STATED PROBLEM: Pick out all lines with the word "text" from the records that follow.

_ _ _ _

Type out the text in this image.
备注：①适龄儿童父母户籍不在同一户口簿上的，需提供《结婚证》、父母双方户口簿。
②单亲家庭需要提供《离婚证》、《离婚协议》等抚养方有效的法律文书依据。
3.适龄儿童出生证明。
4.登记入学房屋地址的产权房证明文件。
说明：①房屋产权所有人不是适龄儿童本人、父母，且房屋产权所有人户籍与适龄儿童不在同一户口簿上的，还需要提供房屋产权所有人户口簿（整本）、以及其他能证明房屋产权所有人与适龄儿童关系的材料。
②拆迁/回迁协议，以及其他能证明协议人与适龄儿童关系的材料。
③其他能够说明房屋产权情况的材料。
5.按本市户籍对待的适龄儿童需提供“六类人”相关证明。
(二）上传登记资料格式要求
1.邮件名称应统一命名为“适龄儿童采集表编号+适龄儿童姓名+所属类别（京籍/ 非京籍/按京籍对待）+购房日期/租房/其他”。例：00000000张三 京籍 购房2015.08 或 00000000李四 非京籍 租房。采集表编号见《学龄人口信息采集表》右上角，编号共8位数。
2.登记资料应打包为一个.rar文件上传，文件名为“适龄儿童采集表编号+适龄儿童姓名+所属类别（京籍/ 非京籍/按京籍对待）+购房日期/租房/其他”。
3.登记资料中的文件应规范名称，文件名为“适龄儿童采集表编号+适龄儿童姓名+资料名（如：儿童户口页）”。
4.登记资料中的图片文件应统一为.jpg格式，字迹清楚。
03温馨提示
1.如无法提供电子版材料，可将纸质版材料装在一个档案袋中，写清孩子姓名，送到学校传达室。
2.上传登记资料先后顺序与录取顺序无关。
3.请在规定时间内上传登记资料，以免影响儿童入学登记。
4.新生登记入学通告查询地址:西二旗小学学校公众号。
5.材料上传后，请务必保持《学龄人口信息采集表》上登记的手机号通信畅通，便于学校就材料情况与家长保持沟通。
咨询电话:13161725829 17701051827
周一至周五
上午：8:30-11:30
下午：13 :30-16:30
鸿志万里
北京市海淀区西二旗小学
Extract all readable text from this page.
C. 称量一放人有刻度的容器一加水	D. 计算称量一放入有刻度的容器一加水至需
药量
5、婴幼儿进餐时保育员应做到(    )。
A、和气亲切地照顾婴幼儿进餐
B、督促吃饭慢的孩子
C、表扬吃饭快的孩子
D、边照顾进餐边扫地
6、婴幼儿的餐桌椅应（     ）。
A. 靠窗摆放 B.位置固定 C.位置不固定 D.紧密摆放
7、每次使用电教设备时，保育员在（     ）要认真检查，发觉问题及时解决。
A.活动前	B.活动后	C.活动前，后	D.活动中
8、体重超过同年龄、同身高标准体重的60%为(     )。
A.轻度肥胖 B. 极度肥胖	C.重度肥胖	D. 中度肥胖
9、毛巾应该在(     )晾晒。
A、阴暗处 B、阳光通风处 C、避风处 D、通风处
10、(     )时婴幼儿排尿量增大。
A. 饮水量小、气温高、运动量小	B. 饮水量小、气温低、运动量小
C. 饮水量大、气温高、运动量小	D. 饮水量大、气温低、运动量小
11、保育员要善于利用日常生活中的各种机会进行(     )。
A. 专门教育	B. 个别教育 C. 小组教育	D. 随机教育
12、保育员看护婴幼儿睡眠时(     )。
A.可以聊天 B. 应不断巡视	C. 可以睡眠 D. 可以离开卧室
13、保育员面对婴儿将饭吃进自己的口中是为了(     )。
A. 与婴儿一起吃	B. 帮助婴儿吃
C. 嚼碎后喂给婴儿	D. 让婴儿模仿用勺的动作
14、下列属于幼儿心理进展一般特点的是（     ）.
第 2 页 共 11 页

_ _ _ _

EXERCISE RESPONSE:
Type out the text in this image.
Extract all readable text from this page.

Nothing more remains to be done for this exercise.